Directive –
Copy each line with the word "CMMI" in it.

Supplied records –

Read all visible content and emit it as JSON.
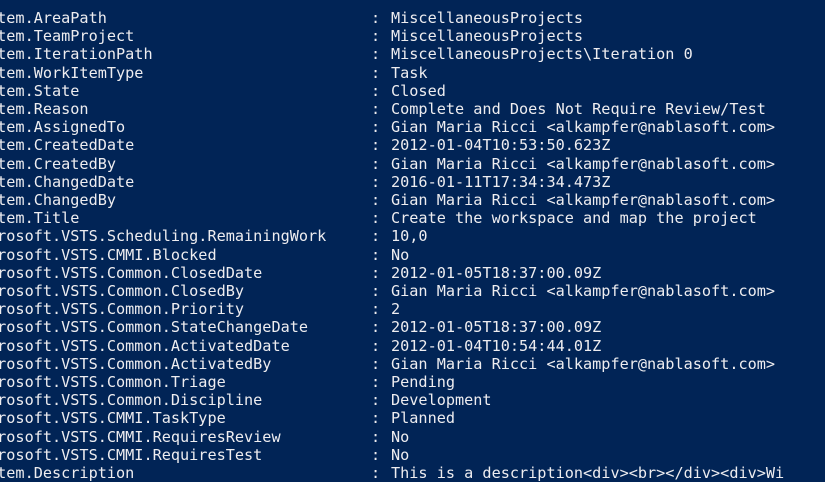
{
  "console": {
    "rows": [
      {
        "key": "Item.AreaPath",
        "value": "MiscellaneousProjects"
      },
      {
        "key": "Item.TeamProject",
        "value": "MiscellaneousProjects"
      },
      {
        "key": "Item.IterationPath",
        "value": "MiscellaneousProjects\\Iteration 0"
      },
      {
        "key": "Item.WorkItemType",
        "value": "Task"
      },
      {
        "key": "Item.State",
        "value": "Closed"
      },
      {
        "key": "Item.Reason",
        "value": "Complete and Does Not Require Review/Test"
      },
      {
        "key": "Item.AssignedTo",
        "value": "Gian Maria Ricci <alkampfer@nablasoft.com>"
      },
      {
        "key": "Item.CreatedDate",
        "value": "2012-01-04T10:53:50.623Z"
      },
      {
        "key": "Item.CreatedBy",
        "value": "Gian Maria Ricci <alkampfer@nablasoft.com>"
      },
      {
        "key": "Item.ChangedDate",
        "value": "2016-01-11T17:34:34.473Z"
      },
      {
        "key": "Item.ChangedBy",
        "value": "Gian Maria Ricci <alkampfer@nablasoft.com>"
      },
      {
        "key": "Item.Title",
        "value": "Create the workspace and map the project"
      },
      {
        "key": "crosoft.VSTS.Scheduling.RemainingWork",
        "value": "10,0"
      },
      {
        "key": "crosoft.VSTS.CMMI.Blocked",
        "value": "No"
      },
      {
        "key": "crosoft.VSTS.Common.ClosedDate",
        "value": "2012-01-05T18:37:00.09Z"
      },
      {
        "key": "crosoft.VSTS.Common.ClosedBy",
        "value": "Gian Maria Ricci <alkampfer@nablasoft.com>"
      },
      {
        "key": "crosoft.VSTS.Common.Priority",
        "value": "2"
      },
      {
        "key": "crosoft.VSTS.Common.StateChangeDate",
        "value": "2012-01-05T18:37:00.09Z"
      },
      {
        "key": "crosoft.VSTS.Common.ActivatedDate",
        "value": "2012-01-04T10:54:44.01Z"
      },
      {
        "key": "crosoft.VSTS.Common.ActivatedBy",
        "value": "Gian Maria Ricci <alkampfer@nablasoft.com>"
      },
      {
        "key": "crosoft.VSTS.Common.Triage",
        "value": "Pending"
      },
      {
        "key": "crosoft.VSTS.Common.Discipline",
        "value": "Development"
      },
      {
        "key": "crosoft.VSTS.CMMI.TaskType",
        "value": "Planned"
      },
      {
        "key": "crosoft.VSTS.CMMI.RequiresReview",
        "value": "No"
      },
      {
        "key": "crosoft.VSTS.CMMI.RequiresTest",
        "value": "No"
      },
      {
        "key": "Item.Description",
        "value": "This is a description<div><br></div><div>Wi"
      }
    ],
    "separator": ":",
    "colors": {
      "background": "#012456",
      "foreground": "#eeedf0"
    }
  }
}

The solution –
        "key": "crosoft.VSTS.CMMI.Blocked",
        "key": "crosoft.VSTS.CMMI.TaskType",
        "key": "crosoft.VSTS.CMMI.RequiresReview",
        "key": "crosoft.VSTS.CMMI.RequiresTest",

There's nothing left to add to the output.